-- start DATA TO USE --
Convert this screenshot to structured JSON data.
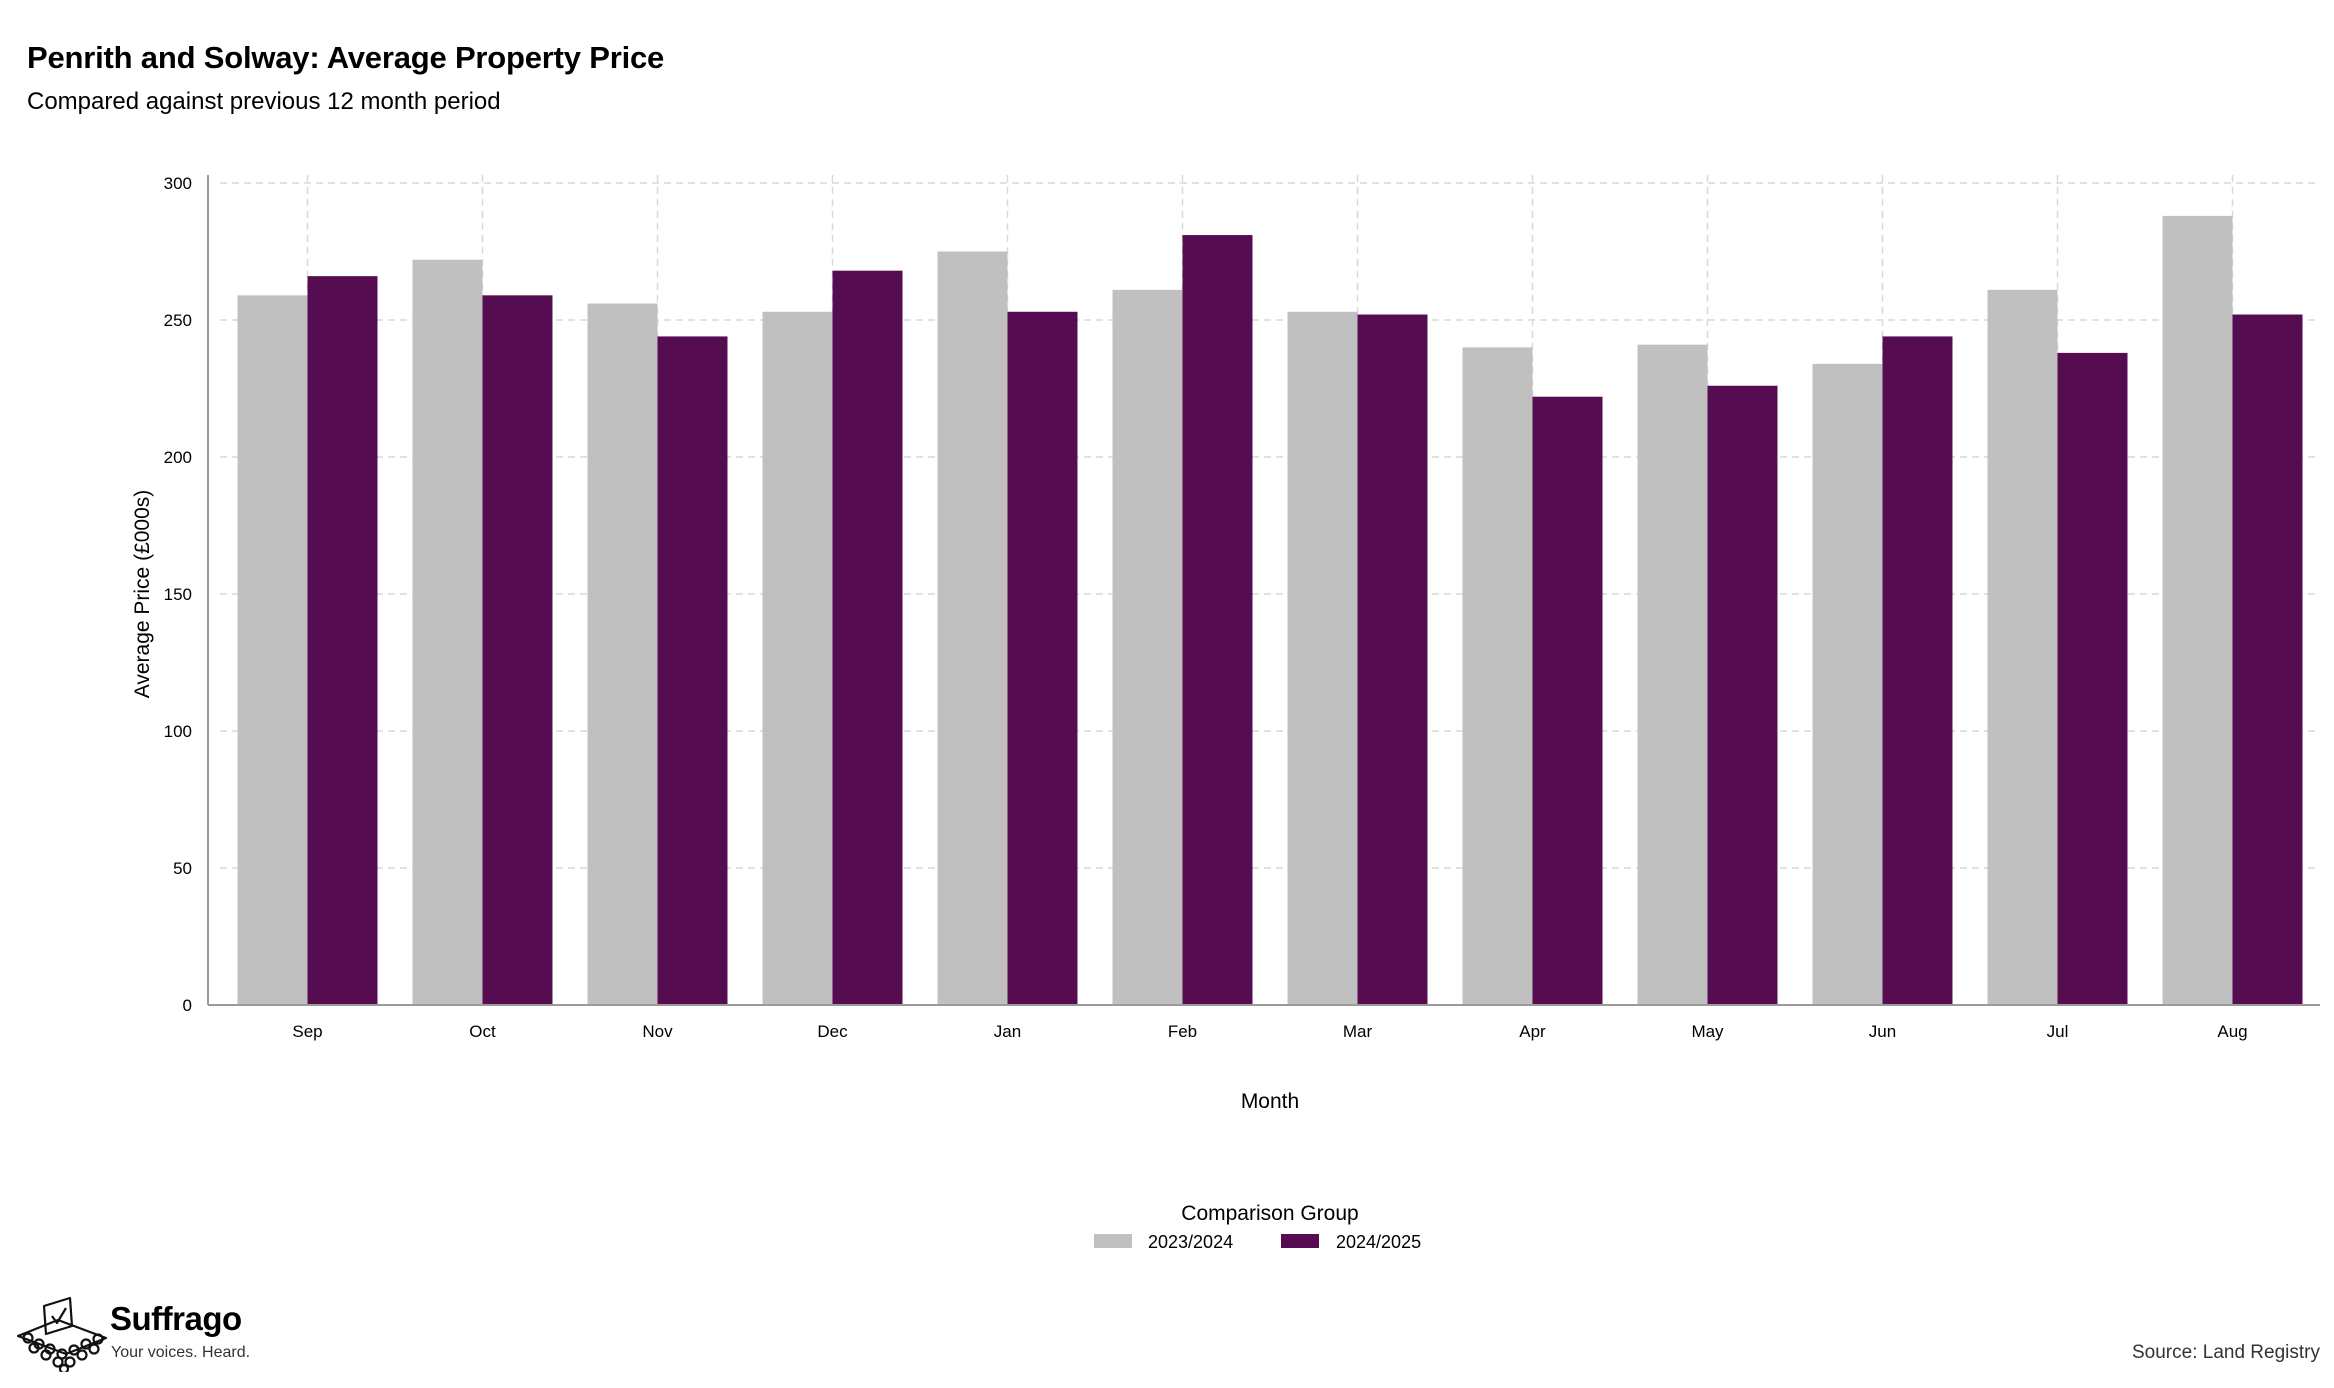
{
  "header": {
    "title": "Penrith and Solway: Average Property Price",
    "subtitle": "Compared against previous 12 month period"
  },
  "footer": {
    "brand_name": "Suffrago",
    "brand_tagline": "Your voices. Heard.",
    "source": "Source: Land Registry"
  },
  "colors": {
    "series_2023_2024": "#c0c0c0",
    "series_2024_2025": "#560c50",
    "grid": "#d9d9d9",
    "axis": "#9a9a9a"
  },
  "chart_data": {
    "type": "bar",
    "title": "Penrith and Solway: Average Property Price",
    "subtitle": "Compared against previous 12 month period",
    "xlabel": "Month",
    "ylabel": "Average Price (£000s)",
    "ylim": [
      0,
      300
    ],
    "yticks": [
      0,
      50,
      100,
      150,
      200,
      250,
      300
    ],
    "grid": true,
    "legend_title": "Comparison Group",
    "legend_position": "bottom",
    "categories": [
      "Sep",
      "Oct",
      "Nov",
      "Dec",
      "Jan",
      "Feb",
      "Mar",
      "Apr",
      "May",
      "Jun",
      "Jul",
      "Aug"
    ],
    "series": [
      {
        "name": "2023/2024",
        "color": "#c0c0c0",
        "values": [
          259,
          272,
          256,
          253,
          275,
          261,
          253,
          240,
          241,
          234,
          261,
          288
        ]
      },
      {
        "name": "2024/2025",
        "color": "#560c50",
        "values": [
          266,
          259,
          244,
          268,
          253,
          281,
          252,
          222,
          226,
          244,
          238,
          252
        ]
      }
    ]
  }
}
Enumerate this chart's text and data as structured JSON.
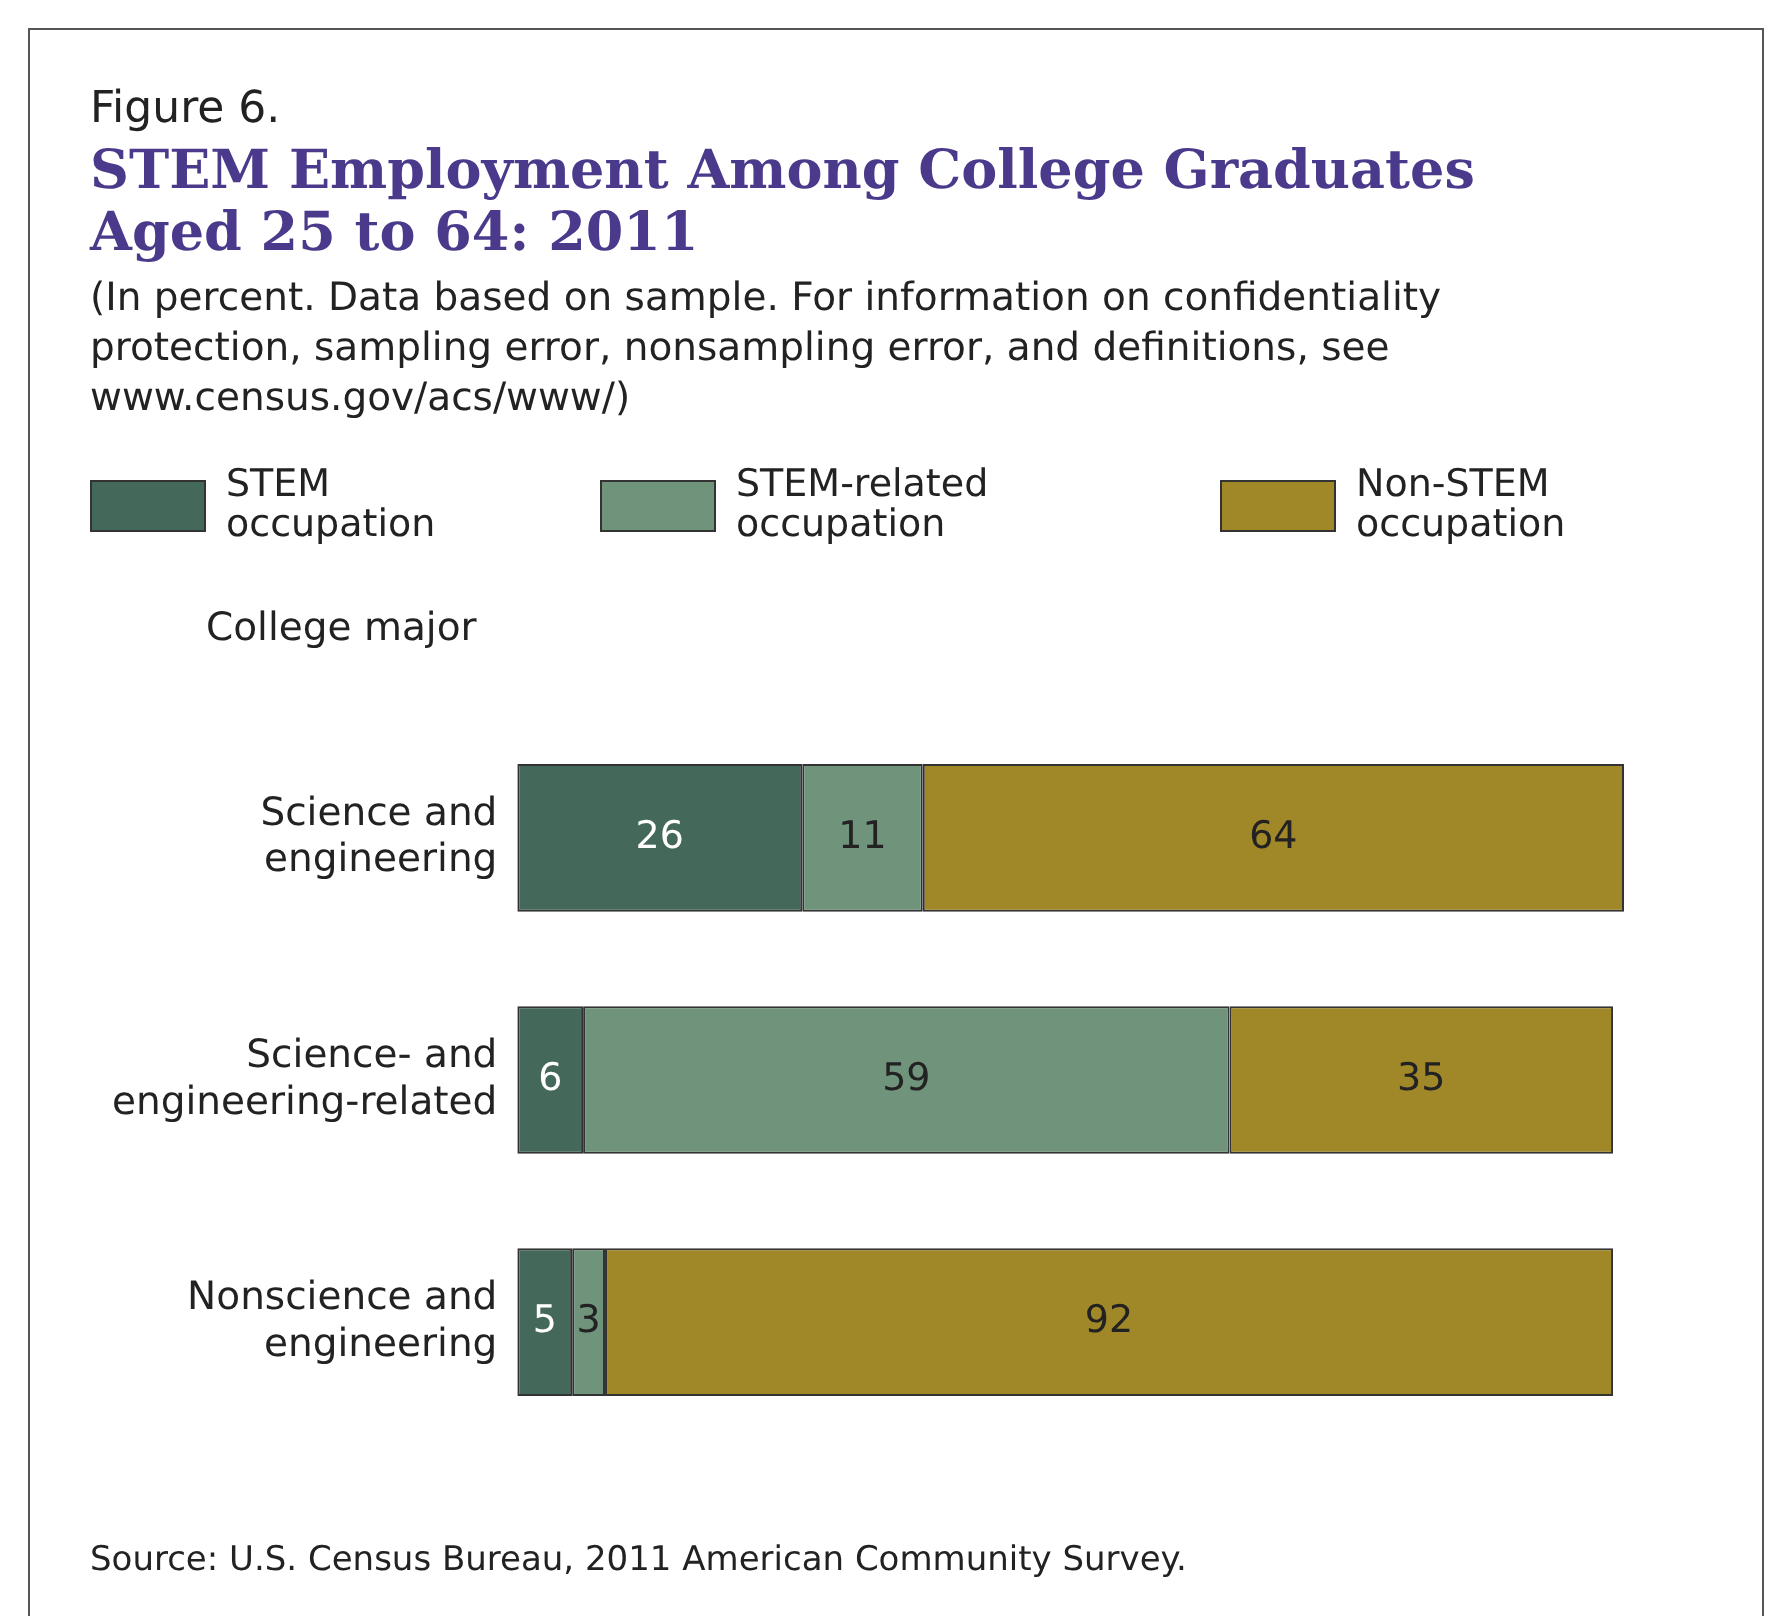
{
  "chart_data": {
    "type": "bar",
    "orientation": "horizontal",
    "stacked": true,
    "data_labels": true,
    "legend": "top",
    "tick_labels": "y",
    "title": "STEM Employment Among College Graduates Aged 25 to 64: 2011",
    "subtitle": "Figure 6.",
    "annotations": [
      "(In percent. Data based on sample. For information on confidentiality protection, sampling error, nonsampling error, and definitions, see www.census.gov/acs/www/)",
      "Source: U.S. Census Bureau, 2011 American Community Survey."
    ],
    "ylabel": "College major",
    "categories": [
      "Science and engineering",
      "Science- and engineering-related",
      "Nonscience and engineering"
    ],
    "series": [
      {
        "name": "STEM occupation",
        "color": "#44695a",
        "values": [
          26,
          6,
          5
        ]
      },
      {
        "name": "STEM-related occupation",
        "color": "#6f937b",
        "values": [
          11,
          59,
          3
        ]
      },
      {
        "name": "Non-STEM occupation",
        "color": "#a08828",
        "values": [
          64,
          35,
          92
        ]
      }
    ]
  }
}
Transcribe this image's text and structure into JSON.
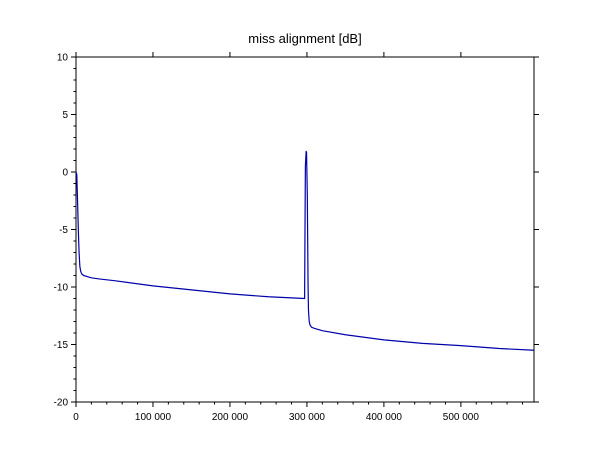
{
  "chart_data": {
    "type": "line",
    "title": "miss alignment [dB]",
    "xlabel": "",
    "ylabel": "",
    "xlim": [
      0,
      595000
    ],
    "ylim": [
      -20,
      10
    ],
    "x_ticks": [
      0,
      100000,
      200000,
      300000,
      400000,
      500000
    ],
    "x_tick_labels": [
      "0",
      "100 000",
      "200 000",
      "300 000",
      "400 000",
      "500 000"
    ],
    "y_ticks": [
      -20,
      -15,
      -10,
      -5,
      0,
      5,
      10
    ],
    "y_tick_labels": [
      "-20",
      "-15",
      "-10",
      "-5",
      "0",
      "5",
      "10"
    ],
    "grid": false,
    "line_color": "#0000aa",
    "series": [
      {
        "x": [
          0,
          1000,
          2000,
          3000,
          4000,
          5000,
          6000,
          7000,
          8000,
          10000,
          15000,
          20000,
          30000,
          50000,
          100000,
          150000,
          200000,
          250000,
          297000,
          297500,
          298000,
          299000,
          299500,
          300500,
          301000,
          301500,
          302000,
          303000,
          304000,
          306000,
          310000,
          320000,
          350000,
          400000,
          450000,
          500000,
          550000,
          595000
        ],
        "y": [
          0,
          -0.2,
          -2.5,
          -5,
          -7,
          -8.2,
          -8.6,
          -8.8,
          -8.9,
          -9.0,
          -9.1,
          -9.2,
          -9.3,
          -9.45,
          -9.9,
          -10.25,
          -10.6,
          -10.85,
          -11.0,
          -5,
          0.5,
          1.8,
          1.7,
          -2,
          -6,
          -10,
          -12,
          -13.0,
          -13.3,
          -13.5,
          -13.6,
          -13.8,
          -14.15,
          -14.6,
          -14.9,
          -15.1,
          -15.35,
          -15.5
        ]
      }
    ]
  }
}
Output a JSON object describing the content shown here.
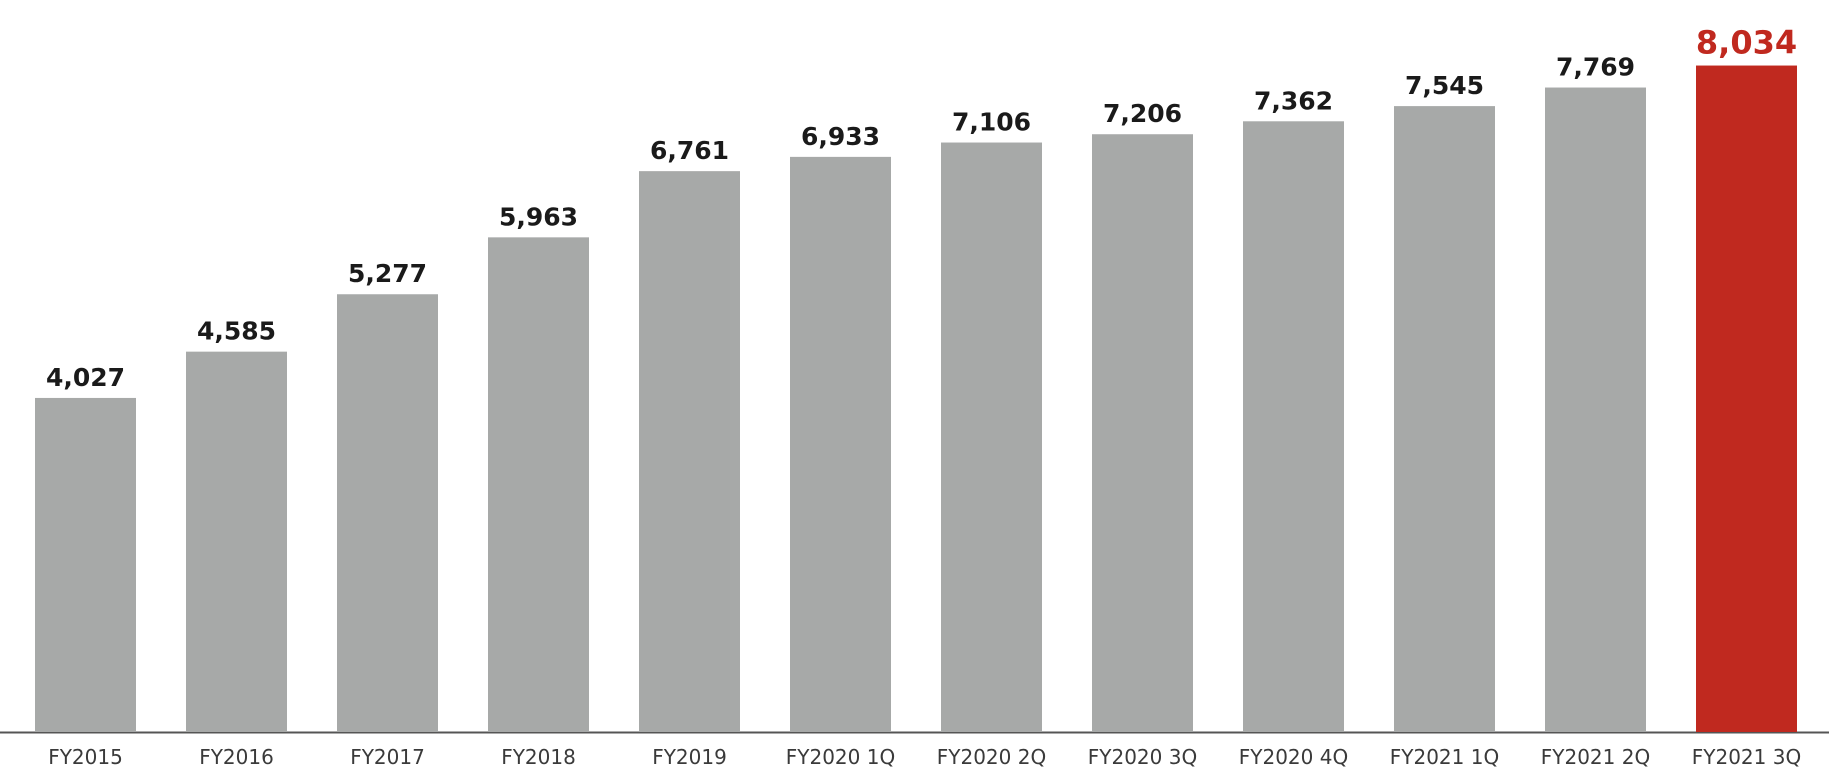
-- end DATA TO USE --
WHAT THIS TASK INVOLVES
Among the records above, find each line holding the string "JSON" and pull it out.

ANSWER TO THIS EXERCISE
Convert this screenshot to structured JSON data.
Enumerate this chart's text and data as structured JSON.
Transcribe this image's text and structure into JSON.
Output a JSON object describing the content shown here.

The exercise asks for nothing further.